Problem description » Look through the lines below and extract each one that contains "ylabel".

--- start Exercise inputs ---

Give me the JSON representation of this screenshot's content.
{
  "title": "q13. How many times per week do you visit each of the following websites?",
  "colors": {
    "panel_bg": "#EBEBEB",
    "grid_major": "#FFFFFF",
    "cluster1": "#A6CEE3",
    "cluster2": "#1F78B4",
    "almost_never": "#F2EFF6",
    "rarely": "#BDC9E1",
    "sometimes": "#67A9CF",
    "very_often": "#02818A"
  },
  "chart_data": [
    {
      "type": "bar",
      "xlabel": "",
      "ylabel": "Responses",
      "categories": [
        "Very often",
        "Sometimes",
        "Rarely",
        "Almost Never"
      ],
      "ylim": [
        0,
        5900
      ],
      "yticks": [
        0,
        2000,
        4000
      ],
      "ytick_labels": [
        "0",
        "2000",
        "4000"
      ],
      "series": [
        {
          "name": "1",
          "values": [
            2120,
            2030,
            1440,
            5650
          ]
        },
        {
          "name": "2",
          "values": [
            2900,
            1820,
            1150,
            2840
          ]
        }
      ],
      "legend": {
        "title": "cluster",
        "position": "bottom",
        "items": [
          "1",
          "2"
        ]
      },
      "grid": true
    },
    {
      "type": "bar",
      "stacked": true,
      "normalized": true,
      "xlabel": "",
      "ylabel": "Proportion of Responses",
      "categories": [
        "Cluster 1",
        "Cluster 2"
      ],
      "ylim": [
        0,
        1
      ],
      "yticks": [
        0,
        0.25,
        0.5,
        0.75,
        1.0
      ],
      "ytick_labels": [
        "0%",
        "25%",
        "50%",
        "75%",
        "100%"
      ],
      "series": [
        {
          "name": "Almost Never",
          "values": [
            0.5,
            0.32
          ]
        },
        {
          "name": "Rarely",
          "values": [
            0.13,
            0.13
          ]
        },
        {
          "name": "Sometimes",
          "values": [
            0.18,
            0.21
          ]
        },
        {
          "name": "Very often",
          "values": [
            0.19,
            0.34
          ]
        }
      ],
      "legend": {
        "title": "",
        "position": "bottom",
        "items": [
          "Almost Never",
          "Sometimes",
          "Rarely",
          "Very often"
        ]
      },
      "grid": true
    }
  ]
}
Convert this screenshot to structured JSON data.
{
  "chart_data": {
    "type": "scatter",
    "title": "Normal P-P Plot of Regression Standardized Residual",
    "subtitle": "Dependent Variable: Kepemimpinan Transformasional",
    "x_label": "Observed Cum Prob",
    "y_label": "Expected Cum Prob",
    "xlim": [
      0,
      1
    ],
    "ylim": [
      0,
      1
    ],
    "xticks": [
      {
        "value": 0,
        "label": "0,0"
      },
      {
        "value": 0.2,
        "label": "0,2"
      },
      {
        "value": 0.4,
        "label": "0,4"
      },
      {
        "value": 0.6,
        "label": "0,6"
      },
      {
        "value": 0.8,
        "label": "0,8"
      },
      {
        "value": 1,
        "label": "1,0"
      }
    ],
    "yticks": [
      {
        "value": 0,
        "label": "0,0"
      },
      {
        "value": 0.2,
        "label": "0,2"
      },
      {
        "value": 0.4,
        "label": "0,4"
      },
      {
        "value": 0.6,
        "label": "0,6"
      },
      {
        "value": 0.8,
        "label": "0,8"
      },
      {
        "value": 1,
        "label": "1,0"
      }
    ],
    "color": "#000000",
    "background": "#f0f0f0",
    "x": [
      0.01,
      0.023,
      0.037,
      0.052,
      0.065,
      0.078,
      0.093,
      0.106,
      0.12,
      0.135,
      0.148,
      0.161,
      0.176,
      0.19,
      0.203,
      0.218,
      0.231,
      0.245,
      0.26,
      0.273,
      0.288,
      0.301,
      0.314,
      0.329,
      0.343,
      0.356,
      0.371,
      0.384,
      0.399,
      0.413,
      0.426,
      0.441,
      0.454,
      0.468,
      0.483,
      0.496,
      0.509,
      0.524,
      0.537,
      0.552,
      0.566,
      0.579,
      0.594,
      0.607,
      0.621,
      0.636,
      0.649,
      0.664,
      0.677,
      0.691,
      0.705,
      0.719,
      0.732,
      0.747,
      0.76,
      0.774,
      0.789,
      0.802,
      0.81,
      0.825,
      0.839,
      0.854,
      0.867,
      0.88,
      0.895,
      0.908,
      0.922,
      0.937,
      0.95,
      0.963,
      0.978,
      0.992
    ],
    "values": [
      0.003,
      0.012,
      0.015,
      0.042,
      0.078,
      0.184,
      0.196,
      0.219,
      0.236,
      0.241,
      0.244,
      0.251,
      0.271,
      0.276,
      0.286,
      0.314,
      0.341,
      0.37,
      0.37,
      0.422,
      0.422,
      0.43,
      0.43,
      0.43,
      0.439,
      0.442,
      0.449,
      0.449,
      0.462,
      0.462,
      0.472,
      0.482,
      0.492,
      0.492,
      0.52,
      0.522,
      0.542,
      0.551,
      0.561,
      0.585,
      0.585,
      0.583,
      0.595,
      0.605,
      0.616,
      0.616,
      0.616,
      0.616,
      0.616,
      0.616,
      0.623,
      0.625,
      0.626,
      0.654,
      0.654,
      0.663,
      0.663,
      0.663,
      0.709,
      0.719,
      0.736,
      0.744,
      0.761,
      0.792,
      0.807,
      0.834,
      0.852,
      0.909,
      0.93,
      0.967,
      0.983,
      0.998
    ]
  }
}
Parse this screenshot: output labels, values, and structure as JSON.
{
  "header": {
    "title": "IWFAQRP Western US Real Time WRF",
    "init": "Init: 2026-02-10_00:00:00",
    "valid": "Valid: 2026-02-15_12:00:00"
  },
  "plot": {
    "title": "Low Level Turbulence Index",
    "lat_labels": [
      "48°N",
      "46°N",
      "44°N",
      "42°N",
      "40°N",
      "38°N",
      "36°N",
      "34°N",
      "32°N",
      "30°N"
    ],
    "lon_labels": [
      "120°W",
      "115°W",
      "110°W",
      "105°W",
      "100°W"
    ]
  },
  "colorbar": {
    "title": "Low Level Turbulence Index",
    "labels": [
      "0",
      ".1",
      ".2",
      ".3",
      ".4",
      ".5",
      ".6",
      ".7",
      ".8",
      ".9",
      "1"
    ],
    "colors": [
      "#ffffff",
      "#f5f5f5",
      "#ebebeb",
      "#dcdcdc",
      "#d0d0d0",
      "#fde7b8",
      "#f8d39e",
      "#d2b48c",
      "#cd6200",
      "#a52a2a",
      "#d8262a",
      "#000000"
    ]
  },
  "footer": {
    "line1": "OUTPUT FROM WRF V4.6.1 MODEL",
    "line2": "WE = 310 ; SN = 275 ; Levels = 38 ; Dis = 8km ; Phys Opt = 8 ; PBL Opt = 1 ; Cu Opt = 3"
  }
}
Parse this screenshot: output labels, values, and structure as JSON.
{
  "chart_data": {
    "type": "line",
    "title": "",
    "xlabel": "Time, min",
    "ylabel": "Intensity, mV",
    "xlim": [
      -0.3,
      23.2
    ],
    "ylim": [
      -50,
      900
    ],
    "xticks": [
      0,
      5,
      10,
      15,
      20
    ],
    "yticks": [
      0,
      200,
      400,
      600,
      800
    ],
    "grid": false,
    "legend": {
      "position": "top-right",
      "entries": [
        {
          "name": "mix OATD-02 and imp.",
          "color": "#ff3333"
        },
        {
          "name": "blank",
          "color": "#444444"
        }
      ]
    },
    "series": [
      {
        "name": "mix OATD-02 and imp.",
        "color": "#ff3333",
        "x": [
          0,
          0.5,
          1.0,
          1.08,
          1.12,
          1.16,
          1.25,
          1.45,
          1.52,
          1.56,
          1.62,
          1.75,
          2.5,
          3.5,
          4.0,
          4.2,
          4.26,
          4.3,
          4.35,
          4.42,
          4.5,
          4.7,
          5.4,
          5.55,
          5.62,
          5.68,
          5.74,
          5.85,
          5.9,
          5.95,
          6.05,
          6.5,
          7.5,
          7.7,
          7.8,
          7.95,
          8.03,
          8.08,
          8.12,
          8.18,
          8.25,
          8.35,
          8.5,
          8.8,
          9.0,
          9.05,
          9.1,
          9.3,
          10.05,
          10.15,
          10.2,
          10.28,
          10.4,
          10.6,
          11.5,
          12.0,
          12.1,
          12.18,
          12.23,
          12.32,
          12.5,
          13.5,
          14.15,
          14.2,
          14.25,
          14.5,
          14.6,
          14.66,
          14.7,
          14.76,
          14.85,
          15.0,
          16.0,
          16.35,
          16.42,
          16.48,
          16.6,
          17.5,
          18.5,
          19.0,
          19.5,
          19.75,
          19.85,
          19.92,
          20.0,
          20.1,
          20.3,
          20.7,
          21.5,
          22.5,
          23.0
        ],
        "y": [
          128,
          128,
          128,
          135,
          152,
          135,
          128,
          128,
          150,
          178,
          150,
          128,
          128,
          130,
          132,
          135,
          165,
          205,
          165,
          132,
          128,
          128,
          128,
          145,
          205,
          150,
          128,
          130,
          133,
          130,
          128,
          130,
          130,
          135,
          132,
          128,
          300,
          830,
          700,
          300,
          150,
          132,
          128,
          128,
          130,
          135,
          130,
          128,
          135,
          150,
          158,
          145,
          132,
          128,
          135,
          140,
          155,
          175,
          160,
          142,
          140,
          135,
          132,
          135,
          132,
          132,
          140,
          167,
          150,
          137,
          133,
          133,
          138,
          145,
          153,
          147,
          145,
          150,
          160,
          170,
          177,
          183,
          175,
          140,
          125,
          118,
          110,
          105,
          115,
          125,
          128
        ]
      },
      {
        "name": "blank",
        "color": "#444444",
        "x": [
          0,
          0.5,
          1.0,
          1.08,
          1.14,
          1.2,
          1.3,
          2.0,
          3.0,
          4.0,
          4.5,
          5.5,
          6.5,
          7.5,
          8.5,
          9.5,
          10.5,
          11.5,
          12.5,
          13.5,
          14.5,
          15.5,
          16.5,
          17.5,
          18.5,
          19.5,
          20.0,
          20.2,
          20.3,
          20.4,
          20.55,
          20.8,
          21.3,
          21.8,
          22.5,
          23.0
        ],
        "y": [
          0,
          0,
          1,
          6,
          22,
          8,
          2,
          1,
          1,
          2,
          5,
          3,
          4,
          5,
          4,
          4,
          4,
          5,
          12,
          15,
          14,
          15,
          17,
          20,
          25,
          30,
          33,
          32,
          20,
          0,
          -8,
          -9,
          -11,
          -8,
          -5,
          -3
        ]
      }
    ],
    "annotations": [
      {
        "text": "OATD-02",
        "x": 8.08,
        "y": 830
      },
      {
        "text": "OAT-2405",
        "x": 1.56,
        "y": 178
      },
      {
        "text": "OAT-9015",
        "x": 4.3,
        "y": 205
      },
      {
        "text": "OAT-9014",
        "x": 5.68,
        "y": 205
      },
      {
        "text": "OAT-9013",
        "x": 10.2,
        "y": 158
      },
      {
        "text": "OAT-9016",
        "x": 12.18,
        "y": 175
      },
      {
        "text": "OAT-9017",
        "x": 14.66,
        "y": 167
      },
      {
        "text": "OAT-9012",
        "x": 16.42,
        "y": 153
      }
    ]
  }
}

--- end Exercise inputs ---

Exercise output »
      "ylabel": "Responses",
      "ylabel": "Proportion of Responses",
    "ylabel": "Intensity, mV",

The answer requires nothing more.